>> BEGIN Records provided

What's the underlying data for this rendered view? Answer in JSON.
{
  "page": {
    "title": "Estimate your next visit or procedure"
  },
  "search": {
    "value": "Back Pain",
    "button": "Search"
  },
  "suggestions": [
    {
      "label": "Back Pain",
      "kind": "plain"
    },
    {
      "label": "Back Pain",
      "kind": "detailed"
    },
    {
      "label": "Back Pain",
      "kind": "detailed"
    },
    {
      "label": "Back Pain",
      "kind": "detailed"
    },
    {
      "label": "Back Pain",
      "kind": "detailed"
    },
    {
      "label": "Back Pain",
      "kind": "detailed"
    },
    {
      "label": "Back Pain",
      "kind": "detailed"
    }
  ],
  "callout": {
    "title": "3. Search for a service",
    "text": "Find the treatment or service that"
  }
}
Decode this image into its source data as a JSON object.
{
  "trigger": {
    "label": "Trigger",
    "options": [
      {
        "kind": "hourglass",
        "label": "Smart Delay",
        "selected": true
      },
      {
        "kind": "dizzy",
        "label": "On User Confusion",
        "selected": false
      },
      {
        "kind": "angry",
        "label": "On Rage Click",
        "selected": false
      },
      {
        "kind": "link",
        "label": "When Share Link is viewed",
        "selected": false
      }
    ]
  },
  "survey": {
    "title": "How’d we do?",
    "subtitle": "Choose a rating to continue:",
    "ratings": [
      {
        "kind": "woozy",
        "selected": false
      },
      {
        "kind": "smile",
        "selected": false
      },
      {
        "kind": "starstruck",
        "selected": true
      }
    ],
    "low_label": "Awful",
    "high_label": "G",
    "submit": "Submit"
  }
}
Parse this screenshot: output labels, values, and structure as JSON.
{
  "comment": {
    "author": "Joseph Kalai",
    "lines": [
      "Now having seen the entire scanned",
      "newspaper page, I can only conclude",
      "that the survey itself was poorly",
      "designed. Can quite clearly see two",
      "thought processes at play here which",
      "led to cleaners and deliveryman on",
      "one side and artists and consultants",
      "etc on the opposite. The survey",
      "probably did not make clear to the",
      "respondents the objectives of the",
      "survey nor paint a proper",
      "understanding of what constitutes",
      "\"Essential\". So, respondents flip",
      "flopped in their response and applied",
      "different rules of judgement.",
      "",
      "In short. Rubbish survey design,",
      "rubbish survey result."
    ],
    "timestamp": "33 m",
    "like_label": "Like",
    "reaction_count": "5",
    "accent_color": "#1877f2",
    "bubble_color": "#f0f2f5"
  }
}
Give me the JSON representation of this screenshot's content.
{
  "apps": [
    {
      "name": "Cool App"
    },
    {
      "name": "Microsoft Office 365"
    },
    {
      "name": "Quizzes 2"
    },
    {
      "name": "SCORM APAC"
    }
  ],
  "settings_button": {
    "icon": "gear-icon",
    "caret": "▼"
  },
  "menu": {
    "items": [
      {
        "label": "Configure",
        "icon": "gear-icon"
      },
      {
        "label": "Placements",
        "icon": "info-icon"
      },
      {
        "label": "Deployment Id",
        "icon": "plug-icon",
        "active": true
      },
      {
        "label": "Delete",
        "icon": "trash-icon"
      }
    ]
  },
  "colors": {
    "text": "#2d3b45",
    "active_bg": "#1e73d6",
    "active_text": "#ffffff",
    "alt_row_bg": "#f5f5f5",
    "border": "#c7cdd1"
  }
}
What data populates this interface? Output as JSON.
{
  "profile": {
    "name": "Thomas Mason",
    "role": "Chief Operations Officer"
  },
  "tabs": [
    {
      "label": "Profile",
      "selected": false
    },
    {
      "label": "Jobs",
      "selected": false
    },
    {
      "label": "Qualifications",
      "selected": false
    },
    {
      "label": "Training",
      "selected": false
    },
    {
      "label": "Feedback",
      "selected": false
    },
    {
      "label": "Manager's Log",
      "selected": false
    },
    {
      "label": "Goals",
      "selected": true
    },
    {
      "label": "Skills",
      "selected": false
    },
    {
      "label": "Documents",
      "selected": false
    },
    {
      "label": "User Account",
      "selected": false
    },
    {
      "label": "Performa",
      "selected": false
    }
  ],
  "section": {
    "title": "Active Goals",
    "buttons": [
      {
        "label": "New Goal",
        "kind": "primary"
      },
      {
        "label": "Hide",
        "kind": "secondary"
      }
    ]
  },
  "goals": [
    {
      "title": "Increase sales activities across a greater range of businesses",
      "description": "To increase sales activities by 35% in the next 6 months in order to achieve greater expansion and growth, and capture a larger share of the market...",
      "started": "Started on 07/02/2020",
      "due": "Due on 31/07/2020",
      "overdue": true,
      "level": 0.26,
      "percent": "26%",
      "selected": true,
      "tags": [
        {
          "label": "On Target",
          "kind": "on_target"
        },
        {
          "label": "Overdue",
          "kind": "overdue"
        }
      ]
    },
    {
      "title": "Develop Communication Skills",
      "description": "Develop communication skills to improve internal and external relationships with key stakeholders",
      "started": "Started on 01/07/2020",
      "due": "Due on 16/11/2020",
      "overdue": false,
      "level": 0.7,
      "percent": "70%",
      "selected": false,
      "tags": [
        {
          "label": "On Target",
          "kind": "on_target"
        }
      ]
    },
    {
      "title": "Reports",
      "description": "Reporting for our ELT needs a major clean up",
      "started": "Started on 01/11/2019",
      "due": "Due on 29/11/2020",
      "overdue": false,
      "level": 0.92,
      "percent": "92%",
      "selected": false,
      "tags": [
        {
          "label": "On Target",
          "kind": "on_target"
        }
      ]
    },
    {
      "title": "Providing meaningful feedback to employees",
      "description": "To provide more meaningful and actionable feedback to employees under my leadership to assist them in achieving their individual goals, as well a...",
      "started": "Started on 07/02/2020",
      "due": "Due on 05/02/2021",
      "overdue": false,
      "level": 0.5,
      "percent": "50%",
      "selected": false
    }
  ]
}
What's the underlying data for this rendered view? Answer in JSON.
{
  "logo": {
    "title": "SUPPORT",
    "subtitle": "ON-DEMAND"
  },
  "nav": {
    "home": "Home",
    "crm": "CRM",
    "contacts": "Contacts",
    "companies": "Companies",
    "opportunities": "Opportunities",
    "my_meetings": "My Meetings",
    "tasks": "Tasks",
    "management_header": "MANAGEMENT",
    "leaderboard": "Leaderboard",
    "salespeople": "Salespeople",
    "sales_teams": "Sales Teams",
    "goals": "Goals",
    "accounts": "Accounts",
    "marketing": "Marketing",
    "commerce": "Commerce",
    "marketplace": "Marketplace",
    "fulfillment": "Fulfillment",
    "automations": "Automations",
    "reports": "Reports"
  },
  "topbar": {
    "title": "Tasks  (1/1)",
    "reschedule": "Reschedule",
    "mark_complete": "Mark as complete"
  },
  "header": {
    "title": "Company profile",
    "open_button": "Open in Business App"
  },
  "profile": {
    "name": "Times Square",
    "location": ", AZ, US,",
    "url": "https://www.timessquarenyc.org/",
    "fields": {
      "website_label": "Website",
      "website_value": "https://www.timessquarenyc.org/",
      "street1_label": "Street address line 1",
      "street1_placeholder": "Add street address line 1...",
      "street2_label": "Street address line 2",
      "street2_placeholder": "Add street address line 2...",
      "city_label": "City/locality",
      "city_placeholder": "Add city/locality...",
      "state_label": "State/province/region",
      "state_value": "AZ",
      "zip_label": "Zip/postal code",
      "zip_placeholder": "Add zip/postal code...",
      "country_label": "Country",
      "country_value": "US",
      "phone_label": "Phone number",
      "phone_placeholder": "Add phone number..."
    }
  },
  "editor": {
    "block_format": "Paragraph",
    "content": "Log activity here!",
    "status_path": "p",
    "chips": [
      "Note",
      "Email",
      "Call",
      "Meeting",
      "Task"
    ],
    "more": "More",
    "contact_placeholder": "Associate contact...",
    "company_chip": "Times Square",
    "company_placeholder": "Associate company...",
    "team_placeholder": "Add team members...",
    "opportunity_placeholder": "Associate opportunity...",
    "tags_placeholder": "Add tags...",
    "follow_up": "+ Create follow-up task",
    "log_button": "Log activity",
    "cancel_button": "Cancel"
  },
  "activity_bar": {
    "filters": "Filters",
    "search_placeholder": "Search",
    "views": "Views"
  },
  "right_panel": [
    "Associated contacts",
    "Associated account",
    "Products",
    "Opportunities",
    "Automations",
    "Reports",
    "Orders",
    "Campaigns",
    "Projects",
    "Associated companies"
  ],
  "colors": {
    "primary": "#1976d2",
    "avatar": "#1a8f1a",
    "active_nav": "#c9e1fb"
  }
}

>> END Records provided

• [Given instruction] Go through the entries and return each line where the word "number" appears.

• [Exercise result]
      "phone_label": "Phone number",
      "phone_placeholder": "Add phone number..."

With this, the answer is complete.